Output, with no changes, the span of lines that opens with the line containing "What's the underlying" and closes with the last line.

►

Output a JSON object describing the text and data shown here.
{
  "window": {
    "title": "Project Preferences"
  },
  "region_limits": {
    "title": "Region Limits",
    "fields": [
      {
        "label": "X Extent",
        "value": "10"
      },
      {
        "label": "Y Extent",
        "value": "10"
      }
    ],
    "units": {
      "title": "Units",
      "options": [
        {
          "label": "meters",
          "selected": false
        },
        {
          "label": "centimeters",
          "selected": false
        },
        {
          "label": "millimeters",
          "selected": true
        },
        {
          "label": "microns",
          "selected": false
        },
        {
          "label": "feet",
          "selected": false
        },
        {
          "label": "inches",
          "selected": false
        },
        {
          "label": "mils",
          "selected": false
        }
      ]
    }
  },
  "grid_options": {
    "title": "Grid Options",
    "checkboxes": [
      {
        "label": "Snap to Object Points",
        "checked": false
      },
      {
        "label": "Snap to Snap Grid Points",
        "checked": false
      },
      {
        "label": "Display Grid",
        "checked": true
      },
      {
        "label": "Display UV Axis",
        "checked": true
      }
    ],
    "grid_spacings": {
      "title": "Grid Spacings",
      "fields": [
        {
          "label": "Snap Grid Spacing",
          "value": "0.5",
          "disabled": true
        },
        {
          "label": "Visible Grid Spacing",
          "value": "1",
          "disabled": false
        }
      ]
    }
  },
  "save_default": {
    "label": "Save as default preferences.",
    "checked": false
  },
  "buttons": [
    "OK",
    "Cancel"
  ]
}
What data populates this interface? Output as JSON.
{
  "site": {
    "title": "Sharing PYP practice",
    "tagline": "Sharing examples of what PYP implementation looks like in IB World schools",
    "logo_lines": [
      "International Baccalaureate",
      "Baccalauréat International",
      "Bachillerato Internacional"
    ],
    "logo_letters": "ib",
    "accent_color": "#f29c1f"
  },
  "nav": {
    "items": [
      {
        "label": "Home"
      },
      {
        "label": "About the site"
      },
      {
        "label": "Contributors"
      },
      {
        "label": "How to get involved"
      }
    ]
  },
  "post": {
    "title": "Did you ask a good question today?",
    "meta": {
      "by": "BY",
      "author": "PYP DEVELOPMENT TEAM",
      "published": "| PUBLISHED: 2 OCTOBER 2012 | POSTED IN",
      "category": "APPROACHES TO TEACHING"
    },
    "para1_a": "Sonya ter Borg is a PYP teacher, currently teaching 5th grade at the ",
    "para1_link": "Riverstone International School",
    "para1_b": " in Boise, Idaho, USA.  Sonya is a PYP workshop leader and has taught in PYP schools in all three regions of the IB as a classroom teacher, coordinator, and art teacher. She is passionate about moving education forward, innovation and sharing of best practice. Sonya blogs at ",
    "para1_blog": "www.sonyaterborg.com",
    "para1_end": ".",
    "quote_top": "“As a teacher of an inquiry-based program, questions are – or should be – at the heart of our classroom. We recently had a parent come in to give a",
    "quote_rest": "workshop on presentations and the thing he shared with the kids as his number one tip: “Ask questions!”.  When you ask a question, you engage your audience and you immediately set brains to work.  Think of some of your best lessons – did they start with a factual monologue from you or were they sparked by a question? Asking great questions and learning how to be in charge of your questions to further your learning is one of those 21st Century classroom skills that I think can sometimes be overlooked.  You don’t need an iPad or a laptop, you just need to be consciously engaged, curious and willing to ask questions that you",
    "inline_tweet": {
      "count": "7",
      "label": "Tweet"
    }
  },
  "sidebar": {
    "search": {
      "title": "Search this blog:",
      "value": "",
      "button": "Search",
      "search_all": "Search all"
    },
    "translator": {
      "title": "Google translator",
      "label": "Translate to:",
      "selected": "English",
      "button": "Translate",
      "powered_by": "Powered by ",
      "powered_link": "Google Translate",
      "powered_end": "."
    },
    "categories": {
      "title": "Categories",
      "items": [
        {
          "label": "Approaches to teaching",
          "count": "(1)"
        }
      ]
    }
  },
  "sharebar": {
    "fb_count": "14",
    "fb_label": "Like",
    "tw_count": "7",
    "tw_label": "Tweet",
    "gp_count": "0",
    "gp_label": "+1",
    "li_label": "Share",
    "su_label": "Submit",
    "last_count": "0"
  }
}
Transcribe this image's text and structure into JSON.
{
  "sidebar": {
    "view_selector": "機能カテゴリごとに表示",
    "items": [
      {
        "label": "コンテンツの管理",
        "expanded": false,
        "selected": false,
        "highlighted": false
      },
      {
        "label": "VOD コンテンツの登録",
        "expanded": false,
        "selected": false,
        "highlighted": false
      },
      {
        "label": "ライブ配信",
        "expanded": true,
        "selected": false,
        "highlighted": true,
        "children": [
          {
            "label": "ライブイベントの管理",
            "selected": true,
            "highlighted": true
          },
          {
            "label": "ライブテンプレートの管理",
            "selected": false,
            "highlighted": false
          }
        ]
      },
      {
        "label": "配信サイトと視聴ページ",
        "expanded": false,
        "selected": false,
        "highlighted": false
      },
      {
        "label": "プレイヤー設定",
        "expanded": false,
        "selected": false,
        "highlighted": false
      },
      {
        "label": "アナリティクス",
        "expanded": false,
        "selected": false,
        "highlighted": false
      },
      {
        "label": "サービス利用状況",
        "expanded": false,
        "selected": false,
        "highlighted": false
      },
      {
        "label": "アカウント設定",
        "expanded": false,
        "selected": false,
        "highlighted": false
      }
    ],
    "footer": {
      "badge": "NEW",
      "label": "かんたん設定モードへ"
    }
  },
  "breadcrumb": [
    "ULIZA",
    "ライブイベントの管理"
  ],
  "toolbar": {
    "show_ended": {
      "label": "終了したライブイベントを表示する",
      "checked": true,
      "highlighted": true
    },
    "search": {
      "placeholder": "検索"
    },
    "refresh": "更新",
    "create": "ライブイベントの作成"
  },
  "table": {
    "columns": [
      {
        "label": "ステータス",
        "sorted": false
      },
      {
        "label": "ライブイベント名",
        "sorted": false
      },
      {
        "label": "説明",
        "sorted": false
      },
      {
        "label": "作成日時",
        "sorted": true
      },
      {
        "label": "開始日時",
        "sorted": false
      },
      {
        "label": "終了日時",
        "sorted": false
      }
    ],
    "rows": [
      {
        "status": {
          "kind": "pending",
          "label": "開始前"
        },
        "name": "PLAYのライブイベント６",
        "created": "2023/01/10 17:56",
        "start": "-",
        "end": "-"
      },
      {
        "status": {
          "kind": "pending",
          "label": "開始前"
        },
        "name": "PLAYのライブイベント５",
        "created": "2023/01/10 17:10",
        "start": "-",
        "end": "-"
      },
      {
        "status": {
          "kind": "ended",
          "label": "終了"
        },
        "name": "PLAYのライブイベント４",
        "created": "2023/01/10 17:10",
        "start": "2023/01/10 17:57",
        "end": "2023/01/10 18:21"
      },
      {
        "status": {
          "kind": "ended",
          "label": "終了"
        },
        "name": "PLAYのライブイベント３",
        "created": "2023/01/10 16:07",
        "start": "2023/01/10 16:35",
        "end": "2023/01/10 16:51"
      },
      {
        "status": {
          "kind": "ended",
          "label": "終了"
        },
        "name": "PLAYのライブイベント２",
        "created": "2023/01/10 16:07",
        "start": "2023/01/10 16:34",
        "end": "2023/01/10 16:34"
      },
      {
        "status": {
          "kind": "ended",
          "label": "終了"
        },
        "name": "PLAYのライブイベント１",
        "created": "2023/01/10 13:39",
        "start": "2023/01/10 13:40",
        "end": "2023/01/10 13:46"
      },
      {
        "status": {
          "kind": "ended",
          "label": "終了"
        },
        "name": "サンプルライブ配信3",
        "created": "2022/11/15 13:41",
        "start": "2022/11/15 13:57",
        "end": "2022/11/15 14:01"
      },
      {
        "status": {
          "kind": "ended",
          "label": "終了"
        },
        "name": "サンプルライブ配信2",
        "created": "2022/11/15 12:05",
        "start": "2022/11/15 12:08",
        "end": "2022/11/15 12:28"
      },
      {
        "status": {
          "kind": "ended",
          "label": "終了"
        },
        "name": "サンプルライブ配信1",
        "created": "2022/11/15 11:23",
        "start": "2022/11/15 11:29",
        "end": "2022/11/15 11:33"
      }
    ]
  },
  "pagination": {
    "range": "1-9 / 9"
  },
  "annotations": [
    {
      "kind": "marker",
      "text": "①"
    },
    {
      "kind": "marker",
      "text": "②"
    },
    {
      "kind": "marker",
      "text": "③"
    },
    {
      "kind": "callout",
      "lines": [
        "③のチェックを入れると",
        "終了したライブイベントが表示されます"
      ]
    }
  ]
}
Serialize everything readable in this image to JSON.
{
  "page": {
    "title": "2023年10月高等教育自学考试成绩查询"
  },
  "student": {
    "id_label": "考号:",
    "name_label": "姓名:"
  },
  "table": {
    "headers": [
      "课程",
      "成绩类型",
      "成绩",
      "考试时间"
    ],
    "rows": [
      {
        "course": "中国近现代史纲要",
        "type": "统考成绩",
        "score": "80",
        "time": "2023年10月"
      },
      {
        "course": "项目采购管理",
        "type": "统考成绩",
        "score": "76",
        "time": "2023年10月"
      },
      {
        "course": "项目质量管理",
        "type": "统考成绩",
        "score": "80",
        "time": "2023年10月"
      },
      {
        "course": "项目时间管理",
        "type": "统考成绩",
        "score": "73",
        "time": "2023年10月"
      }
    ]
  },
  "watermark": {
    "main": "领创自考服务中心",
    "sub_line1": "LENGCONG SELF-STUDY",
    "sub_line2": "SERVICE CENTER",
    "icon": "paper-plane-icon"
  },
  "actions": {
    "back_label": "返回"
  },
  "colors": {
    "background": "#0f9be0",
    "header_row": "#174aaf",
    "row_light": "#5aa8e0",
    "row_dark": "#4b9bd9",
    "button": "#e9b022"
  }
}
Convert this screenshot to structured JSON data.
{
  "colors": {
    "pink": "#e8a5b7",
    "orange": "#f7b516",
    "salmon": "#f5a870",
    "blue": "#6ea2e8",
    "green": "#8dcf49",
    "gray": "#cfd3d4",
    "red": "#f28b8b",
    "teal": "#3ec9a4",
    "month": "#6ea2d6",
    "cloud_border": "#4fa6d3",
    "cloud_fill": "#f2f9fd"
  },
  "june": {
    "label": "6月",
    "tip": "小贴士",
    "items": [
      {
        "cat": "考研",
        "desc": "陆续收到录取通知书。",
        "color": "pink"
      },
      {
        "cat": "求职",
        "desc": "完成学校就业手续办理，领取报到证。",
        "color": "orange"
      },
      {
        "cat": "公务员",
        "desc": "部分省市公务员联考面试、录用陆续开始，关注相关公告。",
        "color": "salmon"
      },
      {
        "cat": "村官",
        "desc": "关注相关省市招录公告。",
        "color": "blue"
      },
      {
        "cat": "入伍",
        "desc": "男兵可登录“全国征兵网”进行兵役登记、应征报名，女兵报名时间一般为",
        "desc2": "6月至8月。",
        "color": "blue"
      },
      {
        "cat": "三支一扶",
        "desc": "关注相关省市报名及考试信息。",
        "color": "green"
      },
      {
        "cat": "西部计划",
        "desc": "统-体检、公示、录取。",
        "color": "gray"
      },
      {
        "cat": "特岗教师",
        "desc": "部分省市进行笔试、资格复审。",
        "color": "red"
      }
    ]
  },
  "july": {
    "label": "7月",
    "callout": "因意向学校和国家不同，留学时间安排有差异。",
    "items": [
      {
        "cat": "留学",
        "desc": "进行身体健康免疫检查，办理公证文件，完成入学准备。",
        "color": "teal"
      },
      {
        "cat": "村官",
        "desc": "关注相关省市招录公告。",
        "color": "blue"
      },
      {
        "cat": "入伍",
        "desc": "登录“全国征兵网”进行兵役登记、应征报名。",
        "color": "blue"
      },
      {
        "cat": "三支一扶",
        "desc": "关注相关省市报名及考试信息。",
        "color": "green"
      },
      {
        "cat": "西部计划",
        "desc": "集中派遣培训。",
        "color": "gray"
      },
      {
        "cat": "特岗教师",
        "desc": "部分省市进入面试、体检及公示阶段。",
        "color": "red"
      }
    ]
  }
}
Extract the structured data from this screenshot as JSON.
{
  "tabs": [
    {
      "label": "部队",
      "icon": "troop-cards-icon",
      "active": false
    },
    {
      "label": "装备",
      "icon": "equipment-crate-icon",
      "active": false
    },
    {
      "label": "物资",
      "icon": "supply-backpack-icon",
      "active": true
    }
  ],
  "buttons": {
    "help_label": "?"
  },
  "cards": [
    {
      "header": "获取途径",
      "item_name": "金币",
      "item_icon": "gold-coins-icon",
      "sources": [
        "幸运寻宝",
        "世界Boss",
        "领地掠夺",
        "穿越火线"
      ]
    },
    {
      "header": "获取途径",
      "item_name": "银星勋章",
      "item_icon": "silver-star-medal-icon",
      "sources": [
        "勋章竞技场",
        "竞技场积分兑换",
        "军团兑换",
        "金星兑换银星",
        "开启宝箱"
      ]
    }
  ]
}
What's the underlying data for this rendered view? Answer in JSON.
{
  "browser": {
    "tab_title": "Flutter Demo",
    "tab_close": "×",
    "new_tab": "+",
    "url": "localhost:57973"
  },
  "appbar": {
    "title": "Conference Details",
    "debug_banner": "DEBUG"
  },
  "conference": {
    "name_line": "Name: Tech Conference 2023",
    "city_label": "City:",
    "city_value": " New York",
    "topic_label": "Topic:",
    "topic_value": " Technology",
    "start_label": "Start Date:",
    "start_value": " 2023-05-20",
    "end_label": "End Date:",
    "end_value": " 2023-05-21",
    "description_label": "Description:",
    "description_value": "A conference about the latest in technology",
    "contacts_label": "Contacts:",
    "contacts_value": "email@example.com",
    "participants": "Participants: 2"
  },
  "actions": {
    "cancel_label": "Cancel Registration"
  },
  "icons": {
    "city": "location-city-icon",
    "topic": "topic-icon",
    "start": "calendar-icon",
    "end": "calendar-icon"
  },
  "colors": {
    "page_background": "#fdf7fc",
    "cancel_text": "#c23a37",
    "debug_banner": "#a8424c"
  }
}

◄

* **SOLUTION**:
What's the underlying data for this rendered view? Answer in JSON.
{
  "browser": {
    "tab_title": "Flutter Demo",
    "tab_close": "×",
    "new_tab": "+",
    "url": "localhost:57973"
  },
  "appbar": {
    "title": "Conference Details",
    "debug_banner": "DEBUG"
  },
  "conference": {
    "name_line": "Name: Tech Conference 2023",
    "city_label": "City:",
    "city_value": " New York",
    "topic_label": "Topic:",
    "topic_value": " Technology",
    "start_label": "Start Date:",
    "start_value": " 2023-05-20",
    "end_label": "End Date:",
    "end_value": " 2023-05-21",
    "description_label": "Description:",
    "description_value": "A conference about the latest in technology",
    "contacts_label": "Contacts:",
    "contacts_value": "email@example.com",
    "participants": "Participants: 2"
  },
  "actions": {
    "cancel_label": "Cancel Registration"
  },
  "icons": {
    "city": "location-city-icon",
    "topic": "topic-icon",
    "start": "calendar-icon",
    "end": "calendar-icon"
  },
  "colors": {
    "page_background": "#fdf7fc",
    "cancel_text": "#c23a37",
    "debug_banner": "#a8424c"
  }
}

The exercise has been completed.